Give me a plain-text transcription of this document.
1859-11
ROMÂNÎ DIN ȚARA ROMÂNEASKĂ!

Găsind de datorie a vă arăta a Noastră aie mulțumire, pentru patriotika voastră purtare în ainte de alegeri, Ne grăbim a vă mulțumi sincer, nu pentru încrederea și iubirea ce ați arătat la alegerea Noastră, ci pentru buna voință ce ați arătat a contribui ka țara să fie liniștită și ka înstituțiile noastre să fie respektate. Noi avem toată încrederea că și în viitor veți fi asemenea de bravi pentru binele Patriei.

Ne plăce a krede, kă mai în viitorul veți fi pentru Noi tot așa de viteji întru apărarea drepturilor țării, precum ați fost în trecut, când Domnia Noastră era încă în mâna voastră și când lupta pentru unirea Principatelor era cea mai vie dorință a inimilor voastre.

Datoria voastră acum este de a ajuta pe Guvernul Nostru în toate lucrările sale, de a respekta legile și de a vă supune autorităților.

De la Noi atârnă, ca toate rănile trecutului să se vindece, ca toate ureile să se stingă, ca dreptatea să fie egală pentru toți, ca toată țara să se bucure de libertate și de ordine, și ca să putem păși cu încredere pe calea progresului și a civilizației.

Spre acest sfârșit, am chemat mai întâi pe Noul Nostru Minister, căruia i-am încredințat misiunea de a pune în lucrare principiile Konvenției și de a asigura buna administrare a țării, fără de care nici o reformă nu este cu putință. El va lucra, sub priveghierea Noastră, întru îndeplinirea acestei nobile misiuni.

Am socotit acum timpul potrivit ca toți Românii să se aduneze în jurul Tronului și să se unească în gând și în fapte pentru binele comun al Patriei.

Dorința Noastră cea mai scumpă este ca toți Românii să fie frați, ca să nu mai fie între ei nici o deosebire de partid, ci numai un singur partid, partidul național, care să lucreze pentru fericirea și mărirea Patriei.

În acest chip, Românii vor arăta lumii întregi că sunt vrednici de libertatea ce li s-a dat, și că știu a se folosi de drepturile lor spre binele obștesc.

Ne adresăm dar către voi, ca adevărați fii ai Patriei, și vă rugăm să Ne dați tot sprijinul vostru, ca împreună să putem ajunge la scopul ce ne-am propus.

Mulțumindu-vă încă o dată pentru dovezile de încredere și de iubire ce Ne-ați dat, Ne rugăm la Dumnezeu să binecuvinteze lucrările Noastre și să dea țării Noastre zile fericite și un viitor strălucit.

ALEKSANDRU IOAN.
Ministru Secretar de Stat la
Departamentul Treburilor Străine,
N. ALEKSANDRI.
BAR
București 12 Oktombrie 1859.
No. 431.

++++

» Problem description
Every record above should be output exactly.

» Written response
Give me a plain-text transcription of this document.
1859-11
ROMÂNÎ DIN ȚARA ROMÂNEASKĂ!

Găsind de datorie a vă arăta a Noastră aie mulțumire, pentru patriotika voastră purtare în ainte de alegeri, Ne grăbim a vă mulțumi sincer, nu pentru încrederea și iubirea ce ați arătat la alegerea Noastră, ci pentru buna voință ce ați arătat a contribui ka țara să fie liniștită și ka înstituțiile noastre să fie respektate. Noi avem toată încrederea că și în viitor veți fi asemenea de bravi pentru binele Patriei.

Ne plăce a krede, kă mai în viitorul veți fi pentru Noi tot așa de viteji întru apărarea drepturilor țării, precum ați fost în trecut, când Domnia Noastră era încă în mâna voastră și când lupta pentru unirea Principatelor era cea mai vie dorință a inimilor voastre.

Datoria voastră acum este de a ajuta pe Guvernul Nostru în toate lucrările sale, de a respekta legile și de a vă supune autorităților.

De la Noi atârnă, ca toate rănile trecutului să se vindece, ca toate ureile să se stingă, ca dreptatea să fie egală pentru toți, ca toată țara să se bucure de libertate și de ordine, și ca să putem păși cu încredere pe calea progresului și a civilizației.

Spre acest sfârșit, am chemat mai întâi pe Noul Nostru Minister, căruia i-am încredințat misiunea de a pune în lucrare principiile Konvenției și de a asigura buna administrare a țării, fără de care nici o reformă nu este cu putință. El va lucra, sub priveghierea Noastră, întru îndeplinirea acestei nobile misiuni.

Am socotit acum timpul potrivit ca toți Românii să se aduneze în jurul Tronului și să se unească în gând și în fapte pentru binele comun al Patriei.

Dorința Noastră cea mai scumpă este ca toți Românii să fie frați, ca să nu mai fie între ei nici o deosebire de partid, ci numai un singur partid, partidul național, care să lucreze pentru fericirea și mărirea Patriei.

În acest chip, Românii vor arăta lumii întregi că sunt vrednici de libertatea ce li s-a dat, și că știu a se folosi de drepturile lor spre binele obștesc.

Ne adresăm dar către voi, ca adevărați fii ai Patriei, și vă rugăm să Ne dați tot sprijinul vostru, ca împreună să putem ajunge la scopul ce ne-am propus.

Mulțumindu-vă încă o dată pentru dovezile de încredere și de iubire ce Ne-ați dat, Ne rugăm la Dumnezeu să binecuvinteze lucrările Noastre și să dea țării Noastre zile fericite și un viitor strălucit.

ALEKSANDRU IOAN.
Ministru Secretar de Stat la
Departamentul Treburilor Străine,
N. ALEKSANDRI.
BAR
București 12 Oktombrie 1859.
No. 431.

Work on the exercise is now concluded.